Dataset items

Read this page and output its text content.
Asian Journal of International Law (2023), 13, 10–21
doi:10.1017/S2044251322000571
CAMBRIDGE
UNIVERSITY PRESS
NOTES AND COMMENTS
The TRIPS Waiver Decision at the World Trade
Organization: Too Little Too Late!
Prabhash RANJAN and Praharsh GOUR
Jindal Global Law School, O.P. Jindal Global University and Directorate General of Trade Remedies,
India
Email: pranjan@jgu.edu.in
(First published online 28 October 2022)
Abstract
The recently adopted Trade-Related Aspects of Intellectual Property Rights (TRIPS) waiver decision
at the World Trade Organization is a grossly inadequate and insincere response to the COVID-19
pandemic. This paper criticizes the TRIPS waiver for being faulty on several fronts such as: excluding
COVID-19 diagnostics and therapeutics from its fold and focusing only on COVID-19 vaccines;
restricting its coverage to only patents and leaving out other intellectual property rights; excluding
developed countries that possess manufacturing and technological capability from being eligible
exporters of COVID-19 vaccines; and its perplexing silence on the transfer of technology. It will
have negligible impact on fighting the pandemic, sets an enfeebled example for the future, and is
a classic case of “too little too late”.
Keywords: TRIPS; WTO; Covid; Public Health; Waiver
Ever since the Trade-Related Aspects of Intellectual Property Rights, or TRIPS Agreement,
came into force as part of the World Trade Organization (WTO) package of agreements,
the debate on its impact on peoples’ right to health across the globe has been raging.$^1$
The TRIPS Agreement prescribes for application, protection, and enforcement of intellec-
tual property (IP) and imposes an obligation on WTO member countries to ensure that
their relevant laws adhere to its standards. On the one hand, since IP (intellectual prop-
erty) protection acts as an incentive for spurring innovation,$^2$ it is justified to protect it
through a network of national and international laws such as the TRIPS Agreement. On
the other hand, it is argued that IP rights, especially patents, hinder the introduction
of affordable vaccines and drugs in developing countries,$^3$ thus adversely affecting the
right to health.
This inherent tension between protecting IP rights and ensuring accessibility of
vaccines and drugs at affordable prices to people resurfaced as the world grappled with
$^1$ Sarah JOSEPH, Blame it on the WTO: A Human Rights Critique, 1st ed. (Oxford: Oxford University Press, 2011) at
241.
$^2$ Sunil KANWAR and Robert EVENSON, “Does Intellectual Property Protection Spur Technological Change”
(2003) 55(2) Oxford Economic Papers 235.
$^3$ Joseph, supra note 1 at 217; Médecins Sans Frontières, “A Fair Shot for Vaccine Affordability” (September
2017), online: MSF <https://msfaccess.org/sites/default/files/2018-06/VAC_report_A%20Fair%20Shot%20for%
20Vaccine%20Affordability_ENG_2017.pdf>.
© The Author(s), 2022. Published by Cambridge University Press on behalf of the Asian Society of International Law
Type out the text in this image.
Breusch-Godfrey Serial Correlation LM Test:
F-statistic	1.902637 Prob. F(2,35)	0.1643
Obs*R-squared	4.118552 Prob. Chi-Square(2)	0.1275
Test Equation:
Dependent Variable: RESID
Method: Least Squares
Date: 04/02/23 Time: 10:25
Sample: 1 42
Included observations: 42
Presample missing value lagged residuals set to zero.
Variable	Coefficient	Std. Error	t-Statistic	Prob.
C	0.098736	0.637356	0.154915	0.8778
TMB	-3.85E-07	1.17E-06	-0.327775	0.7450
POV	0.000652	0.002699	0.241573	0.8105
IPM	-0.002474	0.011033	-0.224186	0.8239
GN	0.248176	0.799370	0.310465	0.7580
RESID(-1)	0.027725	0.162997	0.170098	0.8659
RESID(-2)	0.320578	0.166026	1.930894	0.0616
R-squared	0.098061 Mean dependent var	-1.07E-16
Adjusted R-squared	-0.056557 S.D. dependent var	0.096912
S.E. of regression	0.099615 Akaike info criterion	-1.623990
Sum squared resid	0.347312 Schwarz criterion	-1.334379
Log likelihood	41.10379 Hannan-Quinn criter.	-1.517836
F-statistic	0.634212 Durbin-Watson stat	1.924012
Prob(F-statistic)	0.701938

[Given task] Your task is to transcribe the material exactly.

[Exercise output]
Read this page and output its text content.
Asian Journal of International Law (2023), 13, 10–21
doi:10.1017/S2044251322000571
CAMBRIDGE
UNIVERSITY PRESS
NOTES AND COMMENTS
The TRIPS Waiver Decision at the World Trade
Organization: Too Little Too Late!
Prabhash RANJAN and Praharsh GOUR
Jindal Global Law School, O.P. Jindal Global University and Directorate General of Trade Remedies,
India
Email: pranjan@jgu.edu.in
(First published online 28 October 2022)
Abstract
The recently adopted Trade-Related Aspects of Intellectual Property Rights (TRIPS) waiver decision
at the World Trade Organization is a grossly inadequate and insincere response to the COVID-19
pandemic. This paper criticizes the TRIPS waiver for being faulty on several fronts such as: excluding
COVID-19 diagnostics and therapeutics from its fold and focusing only on COVID-19 vaccines;
restricting its coverage to only patents and leaving out other intellectual property rights; excluding
developed countries that possess manufacturing and technological capability from being eligible
exporters of COVID-19 vaccines; and its perplexing silence on the transfer of technology. It will
have negligible impact on fighting the pandemic, sets an enfeebled example for the future, and is
a classic case of “too little too late”.
Keywords: TRIPS; WTO; Covid; Public Health; Waiver
Ever since the Trade-Related Aspects of Intellectual Property Rights, or TRIPS Agreement,
came into force as part of the World Trade Organization (WTO) package of agreements,
the debate on its impact on peoples’ right to health across the globe has been raging.$^1$
The TRIPS Agreement prescribes for application, protection, and enforcement of intellec-
tual property (IP) and imposes an obligation on WTO member countries to ensure that
their relevant laws adhere to its standards. On the one hand, since IP (intellectual prop-
erty) protection acts as an incentive for spurring innovation,$^2$ it is justified to protect it
through a network of national and international laws such as the TRIPS Agreement. On
the other hand, it is argued that IP rights, especially patents, hinder the introduction
of affordable vaccines and drugs in developing countries,$^3$ thus adversely affecting the
right to health.
This inherent tension between protecting IP rights and ensuring accessibility of
vaccines and drugs at affordable prices to people resurfaced as the world grappled with
$^1$ Sarah JOSEPH, Blame it on the WTO: A Human Rights Critique, 1st ed. (Oxford: Oxford University Press, 2011) at
241.
$^2$ Sunil KANWAR and Robert EVENSON, “Does Intellectual Property Protection Spur Technological Change”
(2003) 55(2) Oxford Economic Papers 235.
$^3$ Joseph, supra note 1 at 217; Médecins Sans Frontières, “A Fair Shot for Vaccine Affordability” (September
2017), online: MSF <https://msfaccess.org/sites/default/files/2018-06/VAC_report_A%20Fair%20Shot%20for%
20Vaccine%20Affordability_ENG_2017.pdf>.
© The Author(s), 2022. Published by Cambridge University Press on behalf of the Asian Society of International Law
Type out the text in this image.
Breusch-Godfrey Serial Correlation LM Test:
F-statistic	1.902637 Prob. F(2,35)	0.1643
Obs*R-squared	4.118552 Prob. Chi-Square(2)	0.1275
Test Equation:
Dependent Variable: RESID
Method: Least Squares
Date: 04/02/23 Time: 10:25
Sample: 1 42
Included observations: 42
Presample missing value lagged residuals set to zero.
Variable	Coefficient	Std. Error	t-Statistic	Prob.
C	0.098736	0.637356	0.154915	0.8778
TMB	-3.85E-07	1.17E-06	-0.327775	0.7450
POV	0.000652	0.002699	0.241573	0.8105
IPM	-0.002474	0.011033	-0.224186	0.8239
GN	0.248176	0.799370	0.310465	0.7580
RESID(-1)	0.027725	0.162997	0.170098	0.8659
RESID(-2)	0.320578	0.166026	1.930894	0.0616
R-squared	0.098061 Mean dependent var	-1.07E-16
Adjusted R-squared	-0.056557 S.D. dependent var	0.096912
S.E. of regression	0.099615 Akaike info criterion	-1.623990
Sum squared resid	0.347312 Schwarz criterion	-1.334379
Log likelihood	41.10379 Hannan-Quinn criter.	-1.517836
F-statistic	0.634212 Durbin-Watson stat	1.924012
Prob(F-statistic)	0.701938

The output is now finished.